* **The problem**: Find every line with the word "family". Copy those lines.

* **Saved data entries**:
━━━━━━

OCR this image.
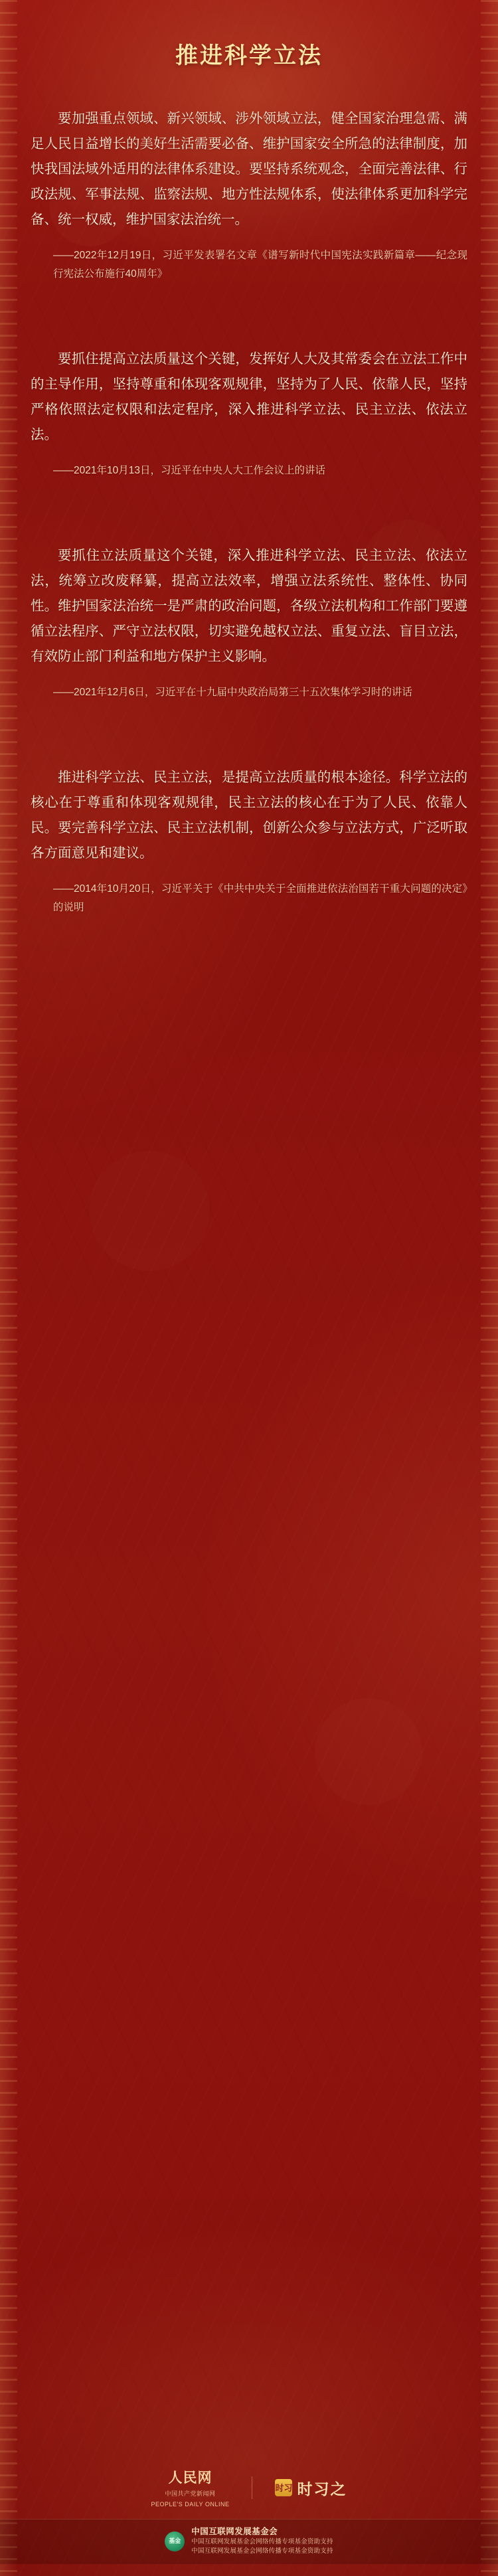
推进科学立法

要加强重点领域、新兴领域、涉外领域立法，健全国家治理急需、满足人民日益增长的美好生活需要必备、维护国家安全所急的法律制度，加快我国法域外适用的法律体系建设。要坚持系统观念，全面完善法律、行政法规、军事法规、监察法规、地方性法规体系，使法律体系更加科学完备、统一权威，维护国家法治统一。

——2022年12月19日，习近平发表署名文章《谱写新时代中国宪法实践新篇章——纪念现行宪法公布施行40周年》

要抓住提高立法质量这个关键，发挥好人大及其常委会在立法工作中的主导作用，坚持尊重和体现客观规律，坚持为了人民、依靠人民，坚持严格依照法定权限和法定程序，深入推进科学立法、民主立法、依法立法。

——2021年10月13日，习近平在中央人大工作会议上的讲话

要抓住立法质量这个关键，深入推进科学立法、民主立法、依法立法，统筹立改废释纂，提高立法效率，增强立法系统性、整体性、协同性。维护国家法治统一是严肃的政治问题，各级立法机构和工作部门要遵循立法程序、严守立法权限，切实避免越权立法、重复立法、盲目立法，有效防止部门利益和地方保护主义影响。

——2021年12月6日，习近平在十九届中央政治局第三十五次集体学习时的讲话

推进科学立法、民主立法，是提高立法质量的根本途径。科学立法的核心在于尊重和体现客观规律，民主立法的核心在于为了人民、依靠人民。要完善科学立法、民主立法机制，创新公众参与立法方式，广泛听取各方面意见和建议。

——2014年10月20日，习近平关于《中共中央关于全面推进依法治国若干重大问题的决定》的说明

人民网
中国共产党新闻网
PEOPLE'S DAILY ONLINE
时习 时习之
基金
中国互联网发展基金会
中国互联网发展基金会网络传播专项基金资助支持
中国互联网发展基金会网络传播专项基金资助支持
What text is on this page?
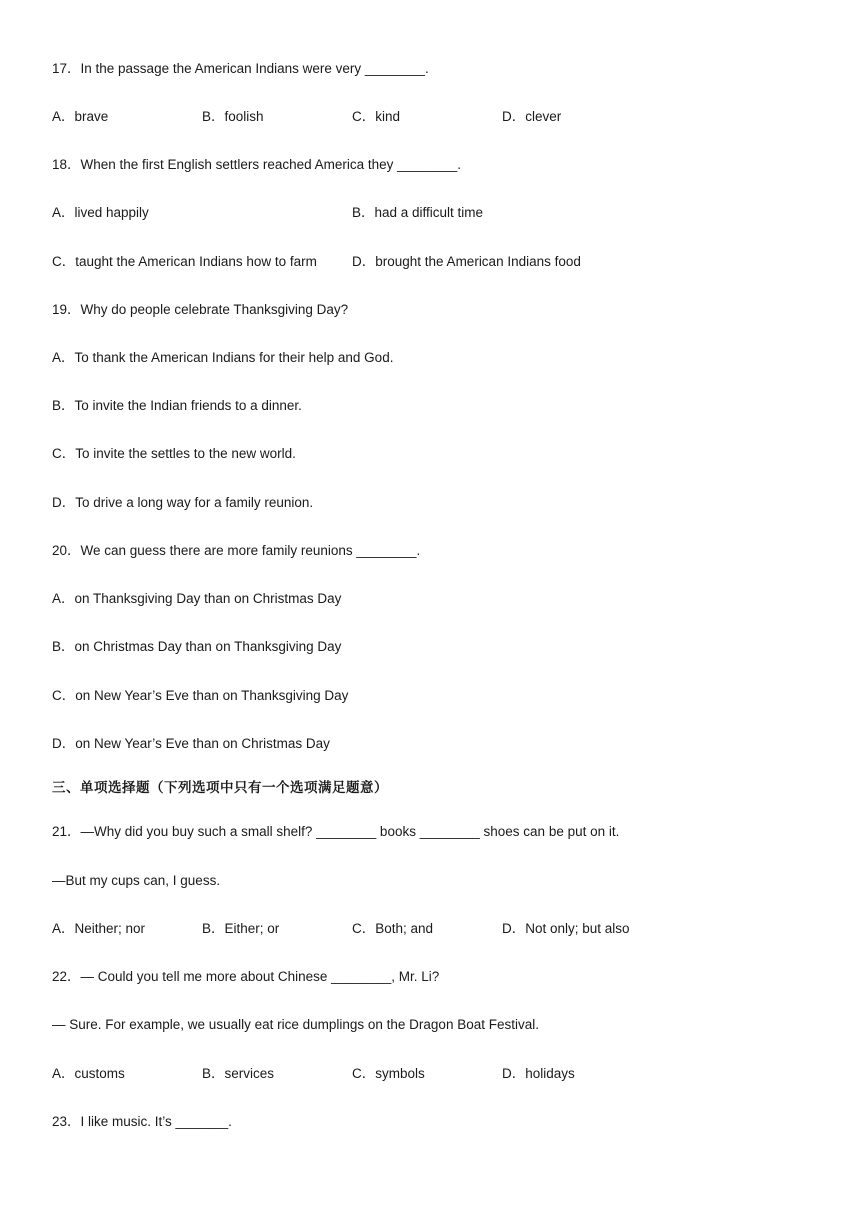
17．In the passage the American Indians were very ________.
A．brave	B．foolish	C．kind	D．clever
18．When the first English settlers reached America they ________.
A．lived happily	B．had a difficult time
C．taught the American Indians how to farm	D．brought the American Indians food
19．Why do people celebrate Thanksgiving Day?
A．To thank the American Indians for their help and God.
B．To invite the Indian friends to a dinner.
C．To invite the settles to the new world.
D．To drive a long way for a family reunion.
20．We can guess there are more family reunions ________.
A．on Thanksgiving Day than on Christmas Day
B．on Christmas Day than on Thanksgiving Day
C．on New Year’s Eve than on Thanksgiving Day
D．on New Year’s Eve than on Christmas Day
三、单项选择题（下列选项中只有一个选项满足题意）
21．—Why did you buy such a small shelf? ________ books ________ shoes can be put on it.
—But my cups can, I guess.
A．Neither; nor	B．Either; or	C．Both; and	D．Not only; but also
22．— Could you tell me more about Chinese ________, Mr. Li?
— Sure. For example, we usually eat rice dumplings on the Dragon Boat Festival.
A．customs	B．services	C．symbols	D．holidays
23．I like music. It’s _______.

━━━━━━

* **Result**:
D．To drive a long way for a family reunion.
20．We can guess there are more family reunions ________.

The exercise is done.